### Aim of the exercise
Show every line containing "bottom" by copying it.

-- start of Supplied records --

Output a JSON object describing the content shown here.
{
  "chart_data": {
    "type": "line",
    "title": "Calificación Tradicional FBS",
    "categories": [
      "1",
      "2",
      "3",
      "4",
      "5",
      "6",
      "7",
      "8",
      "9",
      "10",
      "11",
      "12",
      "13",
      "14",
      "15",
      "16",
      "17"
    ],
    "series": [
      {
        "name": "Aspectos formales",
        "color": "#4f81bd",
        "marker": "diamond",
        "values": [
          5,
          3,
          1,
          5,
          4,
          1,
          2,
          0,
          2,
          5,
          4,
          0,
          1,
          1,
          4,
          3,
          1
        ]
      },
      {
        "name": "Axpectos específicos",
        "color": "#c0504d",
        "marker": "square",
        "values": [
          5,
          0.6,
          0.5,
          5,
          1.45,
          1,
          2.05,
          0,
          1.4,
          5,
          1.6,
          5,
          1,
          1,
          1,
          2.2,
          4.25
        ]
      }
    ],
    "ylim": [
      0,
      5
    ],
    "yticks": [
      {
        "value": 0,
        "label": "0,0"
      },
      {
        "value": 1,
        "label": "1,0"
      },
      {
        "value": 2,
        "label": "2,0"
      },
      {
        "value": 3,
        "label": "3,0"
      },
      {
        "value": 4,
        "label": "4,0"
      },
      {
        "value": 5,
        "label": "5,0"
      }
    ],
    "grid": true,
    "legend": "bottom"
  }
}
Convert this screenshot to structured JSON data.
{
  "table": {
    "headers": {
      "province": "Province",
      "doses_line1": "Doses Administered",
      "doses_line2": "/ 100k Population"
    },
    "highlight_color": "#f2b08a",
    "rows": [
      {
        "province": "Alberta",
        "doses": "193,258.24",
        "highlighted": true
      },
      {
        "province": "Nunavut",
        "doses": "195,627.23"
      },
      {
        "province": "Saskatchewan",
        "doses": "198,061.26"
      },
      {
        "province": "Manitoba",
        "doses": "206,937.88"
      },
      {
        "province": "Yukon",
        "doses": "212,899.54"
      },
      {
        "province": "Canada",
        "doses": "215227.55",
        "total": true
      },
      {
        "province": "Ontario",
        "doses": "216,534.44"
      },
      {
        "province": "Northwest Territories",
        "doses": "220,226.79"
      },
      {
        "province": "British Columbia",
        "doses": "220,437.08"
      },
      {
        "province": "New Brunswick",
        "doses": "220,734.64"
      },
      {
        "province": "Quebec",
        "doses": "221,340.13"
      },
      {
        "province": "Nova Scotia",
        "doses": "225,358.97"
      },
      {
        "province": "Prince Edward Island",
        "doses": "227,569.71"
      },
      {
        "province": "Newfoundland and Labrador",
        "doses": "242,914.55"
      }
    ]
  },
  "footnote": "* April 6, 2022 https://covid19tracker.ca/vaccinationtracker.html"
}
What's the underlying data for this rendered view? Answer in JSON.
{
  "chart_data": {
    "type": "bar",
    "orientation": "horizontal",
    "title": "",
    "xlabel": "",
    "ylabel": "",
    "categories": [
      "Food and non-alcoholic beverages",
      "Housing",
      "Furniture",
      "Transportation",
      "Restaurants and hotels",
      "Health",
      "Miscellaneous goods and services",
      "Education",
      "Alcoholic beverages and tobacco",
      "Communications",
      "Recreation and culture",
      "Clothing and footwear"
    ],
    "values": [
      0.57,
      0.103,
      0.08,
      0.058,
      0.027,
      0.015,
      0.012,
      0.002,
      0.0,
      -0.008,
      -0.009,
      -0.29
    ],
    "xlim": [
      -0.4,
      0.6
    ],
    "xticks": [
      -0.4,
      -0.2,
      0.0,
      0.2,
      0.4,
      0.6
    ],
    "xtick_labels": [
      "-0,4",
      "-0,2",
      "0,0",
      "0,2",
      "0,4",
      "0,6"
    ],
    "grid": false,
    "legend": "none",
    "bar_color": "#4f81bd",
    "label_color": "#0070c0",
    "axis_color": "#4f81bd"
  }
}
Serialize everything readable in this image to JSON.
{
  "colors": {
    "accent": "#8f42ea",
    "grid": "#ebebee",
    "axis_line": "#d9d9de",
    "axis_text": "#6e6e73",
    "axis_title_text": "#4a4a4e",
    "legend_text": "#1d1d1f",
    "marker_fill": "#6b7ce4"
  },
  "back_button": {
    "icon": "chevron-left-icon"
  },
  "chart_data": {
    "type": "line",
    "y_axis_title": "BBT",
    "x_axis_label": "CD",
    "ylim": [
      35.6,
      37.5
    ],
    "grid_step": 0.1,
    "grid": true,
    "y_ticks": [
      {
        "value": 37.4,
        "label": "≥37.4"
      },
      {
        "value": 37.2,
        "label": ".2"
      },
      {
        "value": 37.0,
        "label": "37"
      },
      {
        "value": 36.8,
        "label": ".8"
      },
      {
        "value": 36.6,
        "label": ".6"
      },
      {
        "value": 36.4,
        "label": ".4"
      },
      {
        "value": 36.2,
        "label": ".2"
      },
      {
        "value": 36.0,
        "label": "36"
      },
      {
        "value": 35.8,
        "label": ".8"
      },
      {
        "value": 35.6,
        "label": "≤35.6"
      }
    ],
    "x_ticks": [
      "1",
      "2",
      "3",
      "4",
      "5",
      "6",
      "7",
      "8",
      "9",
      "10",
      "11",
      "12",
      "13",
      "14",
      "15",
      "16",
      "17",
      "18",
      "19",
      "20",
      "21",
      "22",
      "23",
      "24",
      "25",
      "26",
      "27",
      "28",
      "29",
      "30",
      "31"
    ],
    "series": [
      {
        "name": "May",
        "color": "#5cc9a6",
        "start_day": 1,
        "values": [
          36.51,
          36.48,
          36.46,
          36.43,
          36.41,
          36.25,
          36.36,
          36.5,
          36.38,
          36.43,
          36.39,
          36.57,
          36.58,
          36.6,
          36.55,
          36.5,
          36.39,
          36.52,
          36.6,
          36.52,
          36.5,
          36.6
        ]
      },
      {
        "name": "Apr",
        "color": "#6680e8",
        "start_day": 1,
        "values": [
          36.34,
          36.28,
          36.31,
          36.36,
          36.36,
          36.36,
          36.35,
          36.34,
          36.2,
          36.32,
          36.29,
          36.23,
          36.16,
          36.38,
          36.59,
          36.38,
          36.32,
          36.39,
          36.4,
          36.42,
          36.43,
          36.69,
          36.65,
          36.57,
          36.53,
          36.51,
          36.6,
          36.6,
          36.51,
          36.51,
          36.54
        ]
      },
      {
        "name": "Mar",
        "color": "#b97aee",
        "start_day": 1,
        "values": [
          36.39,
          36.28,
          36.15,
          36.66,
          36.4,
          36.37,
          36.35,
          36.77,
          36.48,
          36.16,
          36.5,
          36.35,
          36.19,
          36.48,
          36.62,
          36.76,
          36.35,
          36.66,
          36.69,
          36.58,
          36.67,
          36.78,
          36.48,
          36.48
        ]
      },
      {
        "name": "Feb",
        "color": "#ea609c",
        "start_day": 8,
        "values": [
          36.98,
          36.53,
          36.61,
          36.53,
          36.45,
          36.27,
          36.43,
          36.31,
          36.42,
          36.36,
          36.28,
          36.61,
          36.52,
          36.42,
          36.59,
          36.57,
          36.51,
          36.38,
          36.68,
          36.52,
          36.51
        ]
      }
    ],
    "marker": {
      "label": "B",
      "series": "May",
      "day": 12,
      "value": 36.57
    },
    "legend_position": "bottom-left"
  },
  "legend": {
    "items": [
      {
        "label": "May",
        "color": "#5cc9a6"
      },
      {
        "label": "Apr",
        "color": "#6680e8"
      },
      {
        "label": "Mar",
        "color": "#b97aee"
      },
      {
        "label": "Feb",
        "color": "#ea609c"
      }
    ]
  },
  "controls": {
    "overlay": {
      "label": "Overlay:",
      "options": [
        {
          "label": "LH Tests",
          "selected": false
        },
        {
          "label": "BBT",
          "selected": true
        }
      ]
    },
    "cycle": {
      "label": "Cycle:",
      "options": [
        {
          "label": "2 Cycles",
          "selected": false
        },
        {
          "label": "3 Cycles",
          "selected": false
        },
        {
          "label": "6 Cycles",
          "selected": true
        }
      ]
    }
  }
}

-- end of Supplied records --

### Completed task
    "legend": "bottom"
    "legend_position": "bottom-left"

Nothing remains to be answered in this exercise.